Tâches à réaliser:
- a) Répondez à ces questions à partir de l'extrait sur Rondel :
(i) Quel objet Rondel tient-il dans la main ?
(ii) De quelle couleur sont ses yeux ?
(iii) Combien de temps vit un jeune garçon qui désobéit à sa mère et s'éloigne de la maison ?
- b) Pour chaque affirmation, indiquez par oui ou non si elle concorde avec l'extrait sur Rondel, en citant les mots décisifs :
(i) Rondel est un vagabond aveugle.
(ii) Les sorcières aiment la chair fraîche.
(iii) Rondel a les cheveux courts.

Extrait source:

|---|

Un homme au physique de géant, à la longue chevelure désordonnée et qui se confond avec la peau de bête qui lui protège les épaules, à la posture voûtée de celui qui a reçu plus d'un coup du destin, des yeux noirs d'où coulent des larmes sombres, indélébiles. Et, dans la main, un gigantesque hachoir, qui attire immanquablement l'oeil par ses dimensions et sa forme reconnaissable entre toutes. Voici Rondel, vagabond aveugle, sans cesse à la recherche d'êtres maléfiques qu'il fait passer de vie à trépas.

Il était une fois… plein de vilaines sorcières très laides aussi bien sur le plan physique que sur le plan moral. Pas grand-chose à en tirer de ces vieilles peaux purulentes qui ne souhaitent que causer du mal et des souffrances. La durée de vie d'un jeune garçon qui désobéit à sa mère et s'éloigne de la maison est de quelques minutes. Car elles aiment la chair fraîche, ces monstrueuses créatures. Mais à présent, elles trouvent sur leur route un obstacle aux arguments tranchants. Car Rondel s'est fait une spécialité de débarrasser l'univers de ces créatures sans coeur qui créent tant de souffrances.

|---|

(Listes de coordonnées des boîtes)
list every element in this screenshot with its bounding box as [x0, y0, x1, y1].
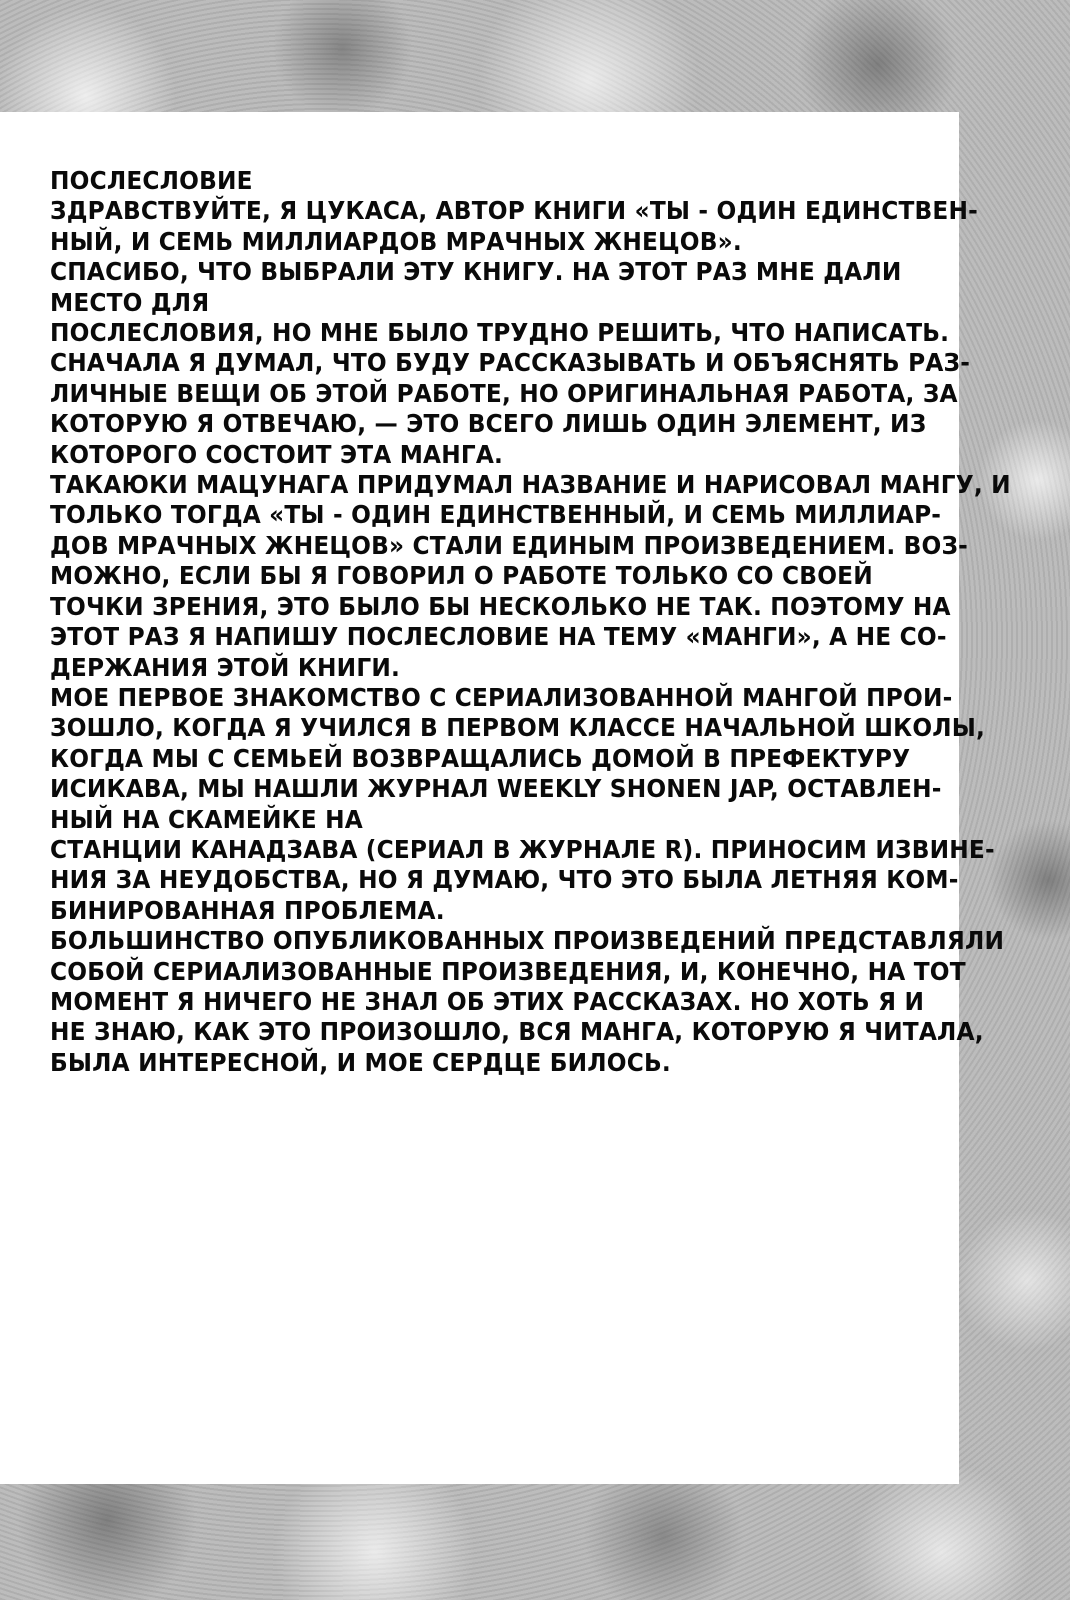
text-line: ИСИКАВА, МЫ НАШЛИ ЖУРНАЛ WEEKLY SHONEN JAP, ОСТАВЛЕН-	[50, 774, 942, 804]
text-line: МОМЕНТ Я НИЧЕГО НЕ ЗНАЛ ОБ ЭТИХ РАССКАЗАХ. НО ХОТЬ Я И	[50, 986, 925, 1016]
text-line: БОЛЬШИНСТВО ОПУБЛИКОВАННЫХ ПРОИЗВЕДЕНИЙ ПРЕДСТАВЛЯЛИ	[50, 926, 1005, 956]
text-line: НЕ ЗНАЮ, КАК ЭТО ПРОИЗОШЛО, ВСЯ МАНГА, КОТОРУЮ Я ЧИТАЛА,	[50, 1017, 984, 1047]
text-line: НЫЙ, И СЕМЬ МИЛЛИАРДОВ МРАЧНЫХ ЖНЕЦОВ».	[50, 226, 742, 256]
text-line: КОТОРОГО СОСТОИТ ЭТА МАНГА.	[50, 439, 504, 469]
text-line: ЭТОТ РАЗ Я НАПИШУ ПОСЛЕСЛОВИЕ НА ТЕМУ «МАНГИ», А НЕ СО-	[50, 622, 947, 652]
text-line: СТАНЦИИ КАНАДЗАВА (СЕРИАЛ В ЖУРНАЛЕ R). ПРИНОСИМ ИЗВИНЕ-	[50, 834, 995, 864]
text-line: ЗОШЛО, КОГДА Я УЧИЛСЯ В ПЕРВОМ КЛАССЕ НАЧАЛЬНОЙ ШКОЛЫ,	[50, 713, 986, 743]
text-line: ЗДРАВСТВУЙТЕ, Я ЦУКАСА, АВТОР КНИГИ «ТЫ - ОДИН ЕДИНСТВЕН-	[50, 196, 978, 226]
text-line: ДЕРЖАНИЯ ЭТОЙ КНИГИ.	[50, 652, 400, 682]
text-line: СОБОЙ СЕРИАЛИЗОВАННЫЕ ПРОИЗВЕДЕНИЯ, И, КОНЕЧНО, НА ТОТ	[50, 956, 966, 986]
afterword-heading: ПОСЛЕСЛОВИЕ	[50, 166, 253, 195]
text-line: МЕСТО ДЛЯ	[50, 287, 210, 317]
text-line: ПОСЛЕСЛОВИЯ, НО МНЕ БЫЛО ТРУДНО РЕШИТЬ, ЧТО НАПИСАТЬ.	[50, 318, 950, 348]
afterword-text-block	[50, 166, 1011, 1078]
text-line: БЫЛА ИНТЕРЕСНОЙ, И МОЕ СЕРДЦЕ БИЛОСЬ.	[50, 1047, 671, 1077]
text-line: ТОЛЬКО ТОГДА «ТЫ - ОДИН ЕДИНСТВЕННЫЙ, И СЕМЬ МИЛЛИАР-	[50, 500, 942, 530]
text-line: НЫЙ НА СКАМЕЙКЕ НА	[50, 804, 363, 834]
text-line: ТАКАЮКИ МАЦУНАГА ПРИДУМАЛ НАЗВАНИЕ И НАРИСОВАЛ МАНГУ, И	[50, 470, 1011, 500]
text-line: ТОЧКИ ЗРЕНИЯ, ЭТО БЫЛО БЫ НЕСКОЛЬКО НЕ ТАК. ПОЭТОМУ НА	[50, 591, 951, 621]
text-line: МОЖНО, ЕСЛИ БЫ Я ГОВОРИЛ О РАБОТЕ ТОЛЬКО СО СВОЕЙ	[50, 561, 873, 591]
text-line: БИНИРОВАННАЯ ПРОБЛЕМА.	[50, 895, 445, 925]
text-line: СНАЧАЛА Я ДУМАЛ, ЧТО БУДУ РАССКАЗЫВАТЬ И ОБЪЯСНЯТЬ РАЗ-	[50, 348, 971, 378]
text-line: ДОВ МРАЧНЫХ ЖНЕЦОВ» СТАЛИ ЕДИНЫМ ПРОИЗВЕДЕНИЕМ. ВОЗ-	[50, 530, 969, 560]
text-line: КОТОРУЮ Я ОТВЕЧАЮ, — ЭТО ВСЕГО ЛИШЬ ОДИН ЭЛЕМЕНТ, ИЗ	[50, 409, 927, 439]
text-line: СПАСИБО, ЧТО ВЫБРАЛИ ЭТУ КНИГУ. НА ЭТОТ РАЗ МНЕ ДАЛИ	[50, 257, 902, 287]
text-line: НИЯ ЗА НЕУДОБСТВА, НО Я ДУМАЮ, ЧТО ЭТО БЫЛА ЛЕТНЯЯ КОМ-	[50, 865, 959, 895]
text-line: ЛИЧНЫЕ ВЕЩИ ОБ ЭТОЙ РАБОТЕ, НО ОРИГИНАЛЬНАЯ РАБОТА, ЗА	[50, 378, 958, 408]
text-line: МОЕ ПЕРВОЕ ЗНАКОМСТВО С СЕРИАЛИЗОВАННОЙ МАНГОЙ ПРОИ-	[50, 682, 953, 712]
text-line: КОГДА МЫ С СЕМЬЕЙ ВОЗВРАЩАЛИСЬ ДОМОЙ В ПРЕФЕКТУРУ	[50, 743, 911, 773]
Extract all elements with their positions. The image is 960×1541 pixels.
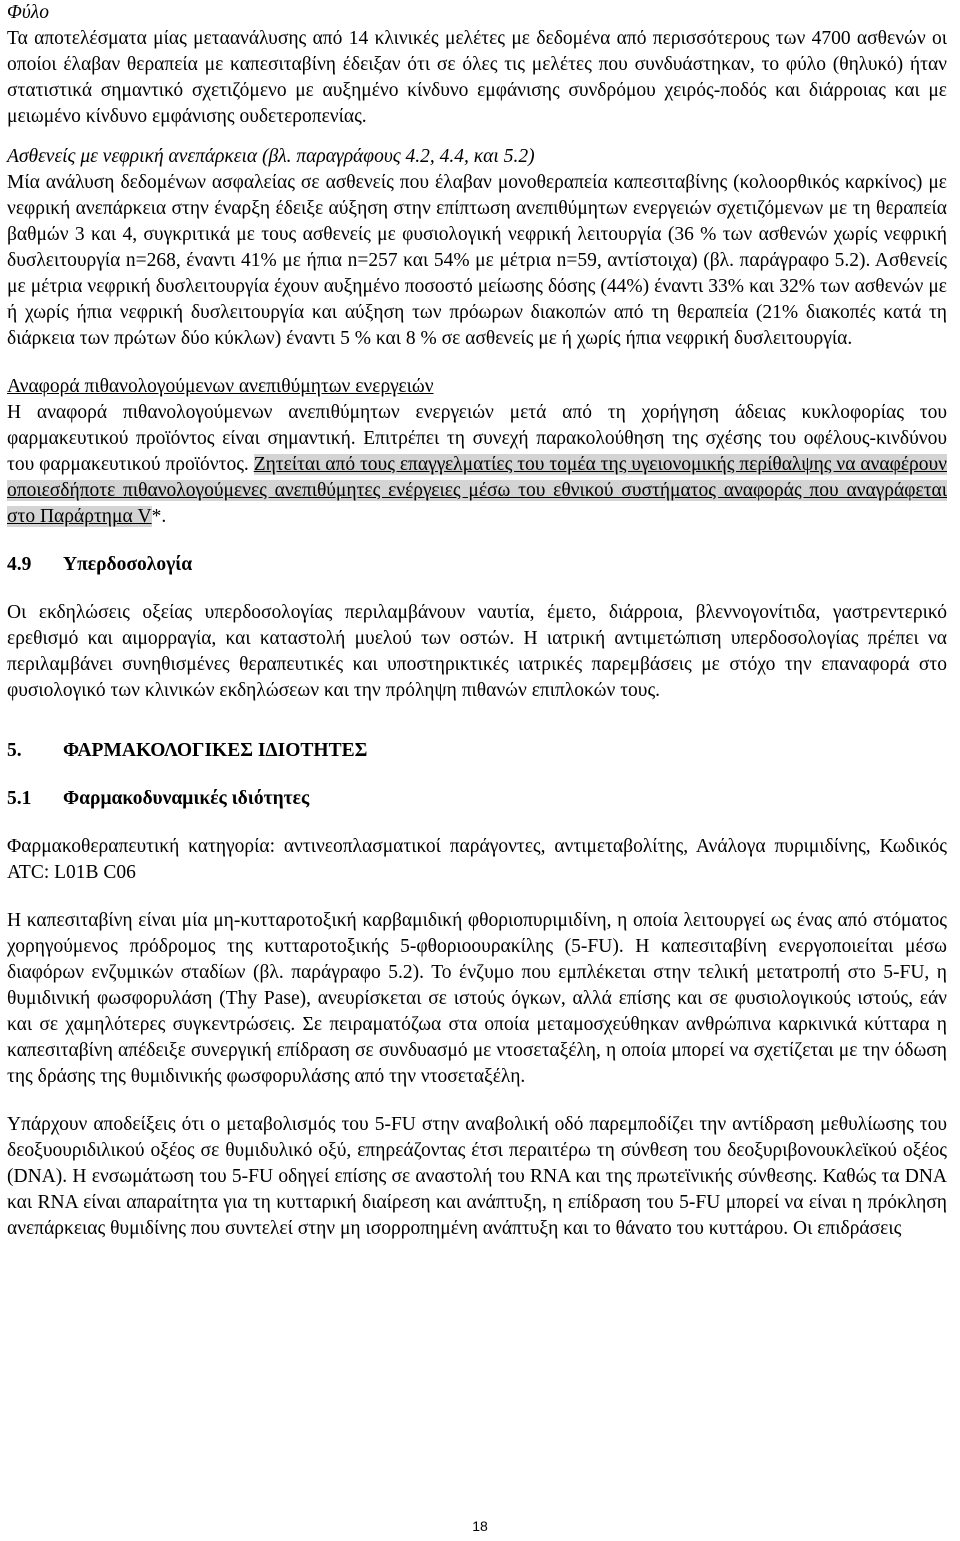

|---|

Réponses:
- a)
(i) Un gigantesque hachoir.
(ii) Noirs.
(iii) Quelques minutes.

- b)
(i) Oui : « Voici Rondel, vagabond aveugle ».
(ii) Oui : « Car elles aiment la chair fraîche, ces monstrueuses créatures. »
(iii) Non : « à la longue chevelure désordonnée ».